** SET PROBLEM **
Wherever the word "자원기술과" appears in a line, copy that line.

** DATA FOR THE TASK **
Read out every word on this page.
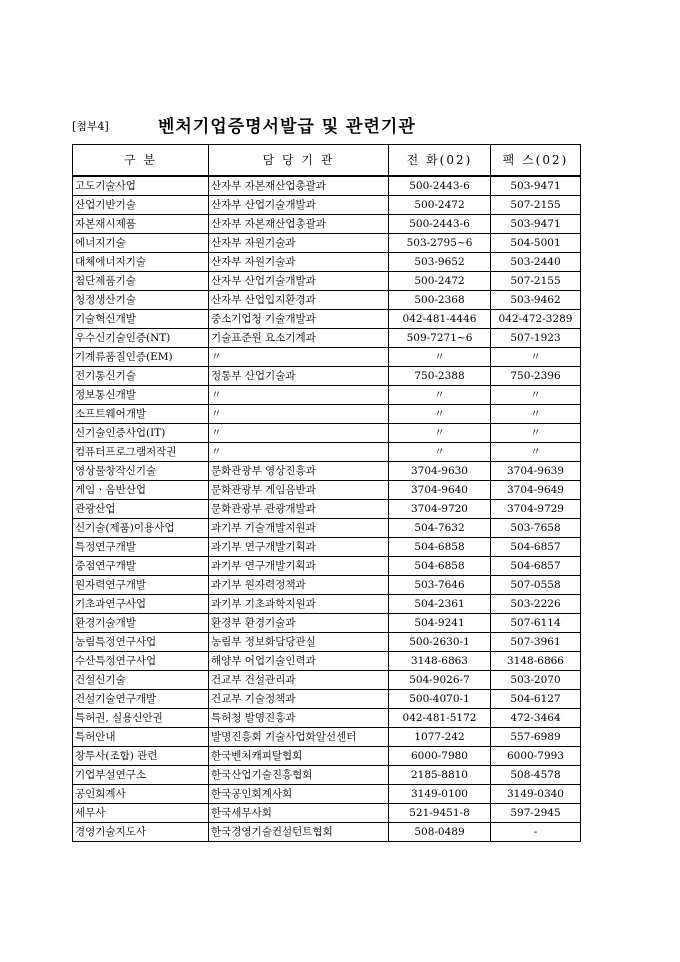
[첨부4]	벤처기업증명서발급 및 관련기관
구 분	담 당 기 관	전 화(02)	팩 스(02)
고도기술사업	산자부 자본재산업총괄과	500-2443-6	503-9471
산업기반기술	산자부 산업기술개발과	500-2472	507-2155
자본재시제품	산자부 자본재산업총괄과	500-2443-6	503-9471
에너지기술	산자부 자원기술과	503-2795~6	504-5001
대체에너지기술	산자부 자원기술과	503-9652	503-2440
첨단제품기술	산자부 산업기술개발과	500-2472	507-2155
청정생산기술	산자부 산업입지환경과	500-2368	503-9462
기술혁신개발	중소기업청 기술개발과	042-481-4446	042-472-3289
우수신기술인증(NT)	기술표준원 요소기계과	509-7271~6	507-1923
기계류품질인증(EM)	〃	〃	〃
전기통신기술	정통부 산업기술과	750-2388	750-2396
정보통신개발	〃	〃	〃
소프트웨어개발	〃	〃	〃
신기술인증사업(IT)	〃	〃	〃
컴퓨터프로그램저작권	〃	〃	〃
영상물창작신기술	문화관광부 영상진흥과	3704-9630	3704-9639
게임ㆍ음반산업	문화관광부 게임음반과	3704-9640	3704-9649
관광산업	문화관광부 관광개발과	3704-9720	3704-9729
신기술(제품)이용사업	과기부 기술개발지원과	504-7632	503-7658
특정연구개발	과기부 연구개발기획과	504-6858	504-6857
중점연구개발	과기부 연구개발기획과	504-6858	504-6857
원자력연구개발	과기부 원자력정책과	503-7646	507-0558
기초과연구사업	과기부 기초과학지원과	504-2361	503-2226
환경기술개발	환경부 환경기술과	504-9241	507-6114
농림특정연구사업	농림부 정보화담당관실	500-2630-1	507-3961
수산특정연구사업	해양부 어업기술인력과	3148-6863	3148-6866
건설신기술	건교부 건설관리과	504-9026-7	503-2070
건설기술연구개발	건교부 기술정책과	500-4070-1	504-6127
특허권, 실용신안권	특허청 발명진흥과	042-481-5172	472-3464
특허안내	발명진흥회 기술사업화알선센터	1077-242	557-6989
창투사(조합) 관련	한국벤처캐피탈협회	6000-7980	6000-7993
기업부설연구소	한국산업기술진흥협회	2185-8810	508-4578
공인회계사	한국공인회계사회	3149-0100	3149-0340
세무사	한국세무사회	521-9451-8	597-2945
경영기술지도사	한국경영기술컨설턴트협회	508-0489	-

** SOLUTION TO THIS PROBLEM **
에너지기술	산자부 자원기술과	503-2795~6	504-5001
대체에너지기술	산자부 자원기술과	503-9652	503-2440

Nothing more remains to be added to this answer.